• **TASK STATEMENT**
Could you extract every entry below and reproduce it exactly?

• **DATASET RECORDS**
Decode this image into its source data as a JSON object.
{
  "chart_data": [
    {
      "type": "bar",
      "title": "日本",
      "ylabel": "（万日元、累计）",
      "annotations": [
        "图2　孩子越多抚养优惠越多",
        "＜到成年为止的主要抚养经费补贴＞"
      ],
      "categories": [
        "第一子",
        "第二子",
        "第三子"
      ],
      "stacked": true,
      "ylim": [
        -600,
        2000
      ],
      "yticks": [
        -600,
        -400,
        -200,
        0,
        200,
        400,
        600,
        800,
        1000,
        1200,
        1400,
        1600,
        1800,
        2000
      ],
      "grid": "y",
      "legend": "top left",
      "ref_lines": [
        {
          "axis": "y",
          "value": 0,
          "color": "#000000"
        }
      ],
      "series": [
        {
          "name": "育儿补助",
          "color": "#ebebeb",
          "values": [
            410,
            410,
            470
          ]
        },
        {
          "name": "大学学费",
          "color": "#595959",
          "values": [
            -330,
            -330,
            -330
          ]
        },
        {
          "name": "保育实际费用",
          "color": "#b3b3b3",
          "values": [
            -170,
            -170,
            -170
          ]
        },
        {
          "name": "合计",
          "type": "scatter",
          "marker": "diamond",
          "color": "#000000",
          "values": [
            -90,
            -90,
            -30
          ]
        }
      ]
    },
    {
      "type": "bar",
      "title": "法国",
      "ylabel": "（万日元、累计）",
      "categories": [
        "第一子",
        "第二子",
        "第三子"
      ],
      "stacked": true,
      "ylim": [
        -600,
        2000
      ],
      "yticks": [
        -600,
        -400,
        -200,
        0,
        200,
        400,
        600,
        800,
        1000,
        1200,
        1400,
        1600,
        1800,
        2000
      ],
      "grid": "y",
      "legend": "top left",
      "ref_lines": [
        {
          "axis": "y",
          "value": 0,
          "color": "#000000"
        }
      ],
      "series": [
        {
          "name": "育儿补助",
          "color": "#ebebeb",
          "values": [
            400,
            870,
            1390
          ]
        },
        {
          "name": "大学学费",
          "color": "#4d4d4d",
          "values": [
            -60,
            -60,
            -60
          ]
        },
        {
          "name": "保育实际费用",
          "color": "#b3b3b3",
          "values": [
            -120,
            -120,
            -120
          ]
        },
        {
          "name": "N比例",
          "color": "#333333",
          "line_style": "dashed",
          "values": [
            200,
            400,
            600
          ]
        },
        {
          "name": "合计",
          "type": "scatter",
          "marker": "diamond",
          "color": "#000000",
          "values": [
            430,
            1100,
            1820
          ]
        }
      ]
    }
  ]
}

• **TASK ANSWER**
Decode this image into its source data as a JSON object.
{
  "chart_data": [
    {
      "type": "bar",
      "title": "日本",
      "ylabel": "（万日元、累计）",
      "annotations": [
        "图2　孩子越多抚养优惠越多",
        "＜到成年为止的主要抚养经费补贴＞"
      ],
      "categories": [
        "第一子",
        "第二子",
        "第三子"
      ],
      "stacked": true,
      "ylim": [
        -600,
        2000
      ],
      "yticks": [
        -600,
        -400,
        -200,
        0,
        200,
        400,
        600,
        800,
        1000,
        1200,
        1400,
        1600,
        1800,
        2000
      ],
      "grid": "y",
      "legend": "top left",
      "ref_lines": [
        {
          "axis": "y",
          "value": 0,
          "color": "#000000"
        }
      ],
      "series": [
        {
          "name": "育儿补助",
          "color": "#ebebeb",
          "values": [
            410,
            410,
            470
          ]
        },
        {
          "name": "大学学费",
          "color": "#595959",
          "values": [
            -330,
            -330,
            -330
          ]
        },
        {
          "name": "保育实际费用",
          "color": "#b3b3b3",
          "values": [
            -170,
            -170,
            -170
          ]
        },
        {
          "name": "合计",
          "type": "scatter",
          "marker": "diamond",
          "color": "#000000",
          "values": [
            -90,
            -90,
            -30
          ]
        }
      ]
    },
    {
      "type": "bar",
      "title": "法国",
      "ylabel": "（万日元、累计）",
      "categories": [
        "第一子",
        "第二子",
        "第三子"
      ],
      "stacked": true,
      "ylim": [
        -600,
        2000
      ],
      "yticks": [
        -600,
        -400,
        -200,
        0,
        200,
        400,
        600,
        800,
        1000,
        1200,
        1400,
        1600,
        1800,
        2000
      ],
      "grid": "y",
      "legend": "top left",
      "ref_lines": [
        {
          "axis": "y",
          "value": 0,
          "color": "#000000"
        }
      ],
      "series": [
        {
          "name": "育儿补助",
          "color": "#ebebeb",
          "values": [
            400,
            870,
            1390
          ]
        },
        {
          "name": "大学学费",
          "color": "#4d4d4d",
          "values": [
            -60,
            -60,
            -60
          ]
        },
        {
          "name": "保育实际费用",
          "color": "#b3b3b3",
          "values": [
            -120,
            -120,
            -120
          ]
        },
        {
          "name": "N比例",
          "color": "#333333",
          "line_style": "dashed",
          "values": [
            200,
            400,
            600
          ]
        },
        {
          "name": "合计",
          "type": "scatter",
          "marker": "diamond",
          "color": "#000000",
          "values": [
            430,
            1100,
            1820
          ]
        }
      ]
    }
  ]
}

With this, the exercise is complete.